(Records from a collection)
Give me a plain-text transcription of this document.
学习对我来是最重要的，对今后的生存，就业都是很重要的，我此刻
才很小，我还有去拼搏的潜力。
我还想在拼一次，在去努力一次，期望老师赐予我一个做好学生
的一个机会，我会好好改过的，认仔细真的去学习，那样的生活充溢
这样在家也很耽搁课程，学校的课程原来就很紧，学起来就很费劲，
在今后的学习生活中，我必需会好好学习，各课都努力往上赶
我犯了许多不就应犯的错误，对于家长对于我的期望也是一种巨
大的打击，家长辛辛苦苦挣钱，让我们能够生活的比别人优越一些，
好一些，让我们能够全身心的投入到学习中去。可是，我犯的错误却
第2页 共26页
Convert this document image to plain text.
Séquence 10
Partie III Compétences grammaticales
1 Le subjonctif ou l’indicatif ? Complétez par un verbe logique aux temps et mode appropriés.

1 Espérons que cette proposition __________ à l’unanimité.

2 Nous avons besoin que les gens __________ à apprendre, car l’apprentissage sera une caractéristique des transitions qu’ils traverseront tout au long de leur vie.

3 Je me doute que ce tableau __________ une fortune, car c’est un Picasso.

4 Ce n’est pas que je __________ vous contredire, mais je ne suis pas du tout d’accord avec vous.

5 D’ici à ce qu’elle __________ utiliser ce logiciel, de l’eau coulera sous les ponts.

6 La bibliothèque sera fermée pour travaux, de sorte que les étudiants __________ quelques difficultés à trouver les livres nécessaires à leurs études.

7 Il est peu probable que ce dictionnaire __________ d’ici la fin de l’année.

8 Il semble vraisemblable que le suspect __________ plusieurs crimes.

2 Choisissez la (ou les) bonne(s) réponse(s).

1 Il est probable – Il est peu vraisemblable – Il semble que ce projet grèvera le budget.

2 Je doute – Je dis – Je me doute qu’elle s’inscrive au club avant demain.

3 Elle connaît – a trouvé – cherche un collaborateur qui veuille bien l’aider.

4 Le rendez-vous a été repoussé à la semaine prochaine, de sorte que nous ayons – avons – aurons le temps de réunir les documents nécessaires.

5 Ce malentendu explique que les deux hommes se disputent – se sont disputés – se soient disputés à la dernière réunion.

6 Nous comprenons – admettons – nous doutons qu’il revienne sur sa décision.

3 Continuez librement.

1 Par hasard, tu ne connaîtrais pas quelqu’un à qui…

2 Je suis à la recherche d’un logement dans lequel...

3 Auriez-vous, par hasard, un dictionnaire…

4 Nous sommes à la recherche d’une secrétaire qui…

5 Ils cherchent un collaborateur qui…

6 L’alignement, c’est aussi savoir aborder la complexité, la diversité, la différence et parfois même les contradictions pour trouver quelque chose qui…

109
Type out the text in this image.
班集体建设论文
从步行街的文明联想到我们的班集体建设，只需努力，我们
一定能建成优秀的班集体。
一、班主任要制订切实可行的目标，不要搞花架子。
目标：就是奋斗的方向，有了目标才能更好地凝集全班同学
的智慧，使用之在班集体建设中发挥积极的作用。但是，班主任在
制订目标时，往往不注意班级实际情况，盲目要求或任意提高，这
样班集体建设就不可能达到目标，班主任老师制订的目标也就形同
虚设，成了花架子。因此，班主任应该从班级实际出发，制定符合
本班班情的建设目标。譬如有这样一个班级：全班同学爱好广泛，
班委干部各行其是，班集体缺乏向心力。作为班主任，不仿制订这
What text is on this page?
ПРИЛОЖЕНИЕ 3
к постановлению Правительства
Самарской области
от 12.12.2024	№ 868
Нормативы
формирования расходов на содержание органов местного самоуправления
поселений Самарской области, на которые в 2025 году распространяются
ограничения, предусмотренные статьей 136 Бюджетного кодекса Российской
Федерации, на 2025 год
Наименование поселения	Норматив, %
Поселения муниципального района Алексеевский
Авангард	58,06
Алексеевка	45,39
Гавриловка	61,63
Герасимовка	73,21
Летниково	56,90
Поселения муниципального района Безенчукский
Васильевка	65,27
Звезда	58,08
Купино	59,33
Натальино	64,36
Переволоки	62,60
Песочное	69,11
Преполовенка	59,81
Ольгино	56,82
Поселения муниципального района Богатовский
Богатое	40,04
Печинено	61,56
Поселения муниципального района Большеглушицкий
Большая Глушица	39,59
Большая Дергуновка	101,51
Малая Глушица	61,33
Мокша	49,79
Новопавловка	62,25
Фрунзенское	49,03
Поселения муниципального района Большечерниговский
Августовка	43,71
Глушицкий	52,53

# The exercise
Copy out the whole listing exactly as written.

# Problem solution
Give me a plain-text transcription of this document.
学习对我来是最重要的，对今后的生存，就业都是很重要的，我此刻
才很小，我还有去拼搏的潜力。
我还想在拼一次，在去努力一次，期望老师赐予我一个做好学生
的一个机会，我会好好改过的，认仔细真的去学习，那样的生活充溢
这样在家也很耽搁课程，学校的课程原来就很紧，学起来就很费劲，
在今后的学习生活中，我必需会好好学习，各课都努力往上赶
我犯了许多不就应犯的错误，对于家长对于我的期望也是一种巨
大的打击，家长辛辛苦苦挣钱，让我们能够生活的比别人优越一些，
好一些，让我们能够全身心的投入到学习中去。可是，我犯的错误却
第2页 共26页
Convert this document image to plain text.
Séquence 10
Partie III Compétences grammaticales
1 Le subjonctif ou l’indicatif ? Complétez par un verbe logique aux temps et mode appropriés.

1 Espérons que cette proposition __________ à l’unanimité.

2 Nous avons besoin que les gens __________ à apprendre, car l’apprentissage sera une caractéristique des transitions qu’ils traverseront tout au long de leur vie.

3 Je me doute que ce tableau __________ une fortune, car c’est un Picasso.

4 Ce n’est pas que je __________ vous contredire, mais je ne suis pas du tout d’accord avec vous.

5 D’ici à ce qu’elle __________ utiliser ce logiciel, de l’eau coulera sous les ponts.

6 La bibliothèque sera fermée pour travaux, de sorte que les étudiants __________ quelques difficultés à trouver les livres nécessaires à leurs études.

7 Il est peu probable que ce dictionnaire __________ d’ici la fin de l’année.

8 Il semble vraisemblable que le suspect __________ plusieurs crimes.

2 Choisissez la (ou les) bonne(s) réponse(s).

1 Il est probable – Il est peu vraisemblable – Il semble que ce projet grèvera le budget.

2 Je doute – Je dis – Je me doute qu’elle s’inscrive au club avant demain.

3 Elle connaît – a trouvé – cherche un collaborateur qui veuille bien l’aider.

4 Le rendez-vous a été repoussé à la semaine prochaine, de sorte que nous ayons – avons – aurons le temps de réunir les documents nécessaires.

5 Ce malentendu explique que les deux hommes se disputent – se sont disputés – se soient disputés à la dernière réunion.

6 Nous comprenons – admettons – nous doutons qu’il revienne sur sa décision.

3 Continuez librement.

1 Par hasard, tu ne connaîtrais pas quelqu’un à qui…

2 Je suis à la recherche d’un logement dans lequel...

3 Auriez-vous, par hasard, un dictionnaire…

4 Nous sommes à la recherche d’une secrétaire qui…

5 Ils cherchent un collaborateur qui…

6 L’alignement, c’est aussi savoir aborder la complexité, la diversité, la différence et parfois même les contradictions pour trouver quelque chose qui…

109
Type out the text in this image.
班集体建设论文
从步行街的文明联想到我们的班集体建设，只需努力，我们
一定能建成优秀的班集体。
一、班主任要制订切实可行的目标，不要搞花架子。
目标：就是奋斗的方向，有了目标才能更好地凝集全班同学
的智慧，使用之在班集体建设中发挥积极的作用。但是，班主任在
制订目标时，往往不注意班级实际情况，盲目要求或任意提高，这
样班集体建设就不可能达到目标，班主任老师制订的目标也就形同
虚设，成了花架子。因此，班主任应该从班级实际出发，制定符合
本班班情的建设目标。譬如有这样一个班级：全班同学爱好广泛，
班委干部各行其是，班集体缺乏向心力。作为班主任，不仿制订这
What text is on this page?
ПРИЛОЖЕНИЕ 3
к постановлению Правительства
Самарской области
от 12.12.2024	№ 868
Нормативы
формирования расходов на содержание органов местного самоуправления
поселений Самарской области, на которые в 2025 году распространяются
ограничения, предусмотренные статьей 136 Бюджетного кодекса Российской
Федерации, на 2025 год
Наименование поселения	Норматив, %
Поселения муниципального района Алексеевский
Авангард	58,06
Алексеевка	45,39
Гавриловка	61,63
Герасимовка	73,21
Летниково	56,90
Поселения муниципального района Безенчукский
Васильевка	65,27
Звезда	58,08
Купино	59,33
Натальино	64,36
Переволоки	62,60
Песочное	69,11
Преполовенка	59,81
Ольгино	56,82
Поселения муниципального района Богатовский
Богатое	40,04
Печинено	61,56
Поселения муниципального района Большеглушицкий
Большая Глушица	39,59
Большая Дергуновка	101,51
Малая Глушица	61,33
Мокша	49,79
Новопавловка	62,25
Фрунзенское	49,03
Поселения муниципального района Большечерниговский
Августовка	43,71
Глушицкий	52,53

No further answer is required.